Data records>
┄┄┄┄┄┄┄┄┄┄

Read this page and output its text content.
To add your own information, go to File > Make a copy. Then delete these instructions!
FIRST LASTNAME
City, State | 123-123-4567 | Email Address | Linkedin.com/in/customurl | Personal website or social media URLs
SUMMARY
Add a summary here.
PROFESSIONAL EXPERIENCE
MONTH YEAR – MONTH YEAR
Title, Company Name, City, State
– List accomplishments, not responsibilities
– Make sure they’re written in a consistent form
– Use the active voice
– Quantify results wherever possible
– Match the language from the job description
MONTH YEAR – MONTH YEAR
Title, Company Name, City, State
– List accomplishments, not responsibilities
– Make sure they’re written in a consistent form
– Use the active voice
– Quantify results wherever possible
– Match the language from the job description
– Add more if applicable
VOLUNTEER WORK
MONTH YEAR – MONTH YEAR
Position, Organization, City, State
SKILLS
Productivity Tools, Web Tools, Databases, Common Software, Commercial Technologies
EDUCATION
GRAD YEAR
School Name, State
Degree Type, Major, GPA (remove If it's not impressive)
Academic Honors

┄┄┄┄┄┄┄┄┄┄

OBJECTIVE> Spot every line that holds "City" and copy it.

CORRECT ANSWER>
City, State | 123-123-4567 | Email Address | Linkedin.com/in/customurl | Personal website or social media URLs
Title, Company Name, City, State
Title, Company Name, City, State
Position, Organization, City, State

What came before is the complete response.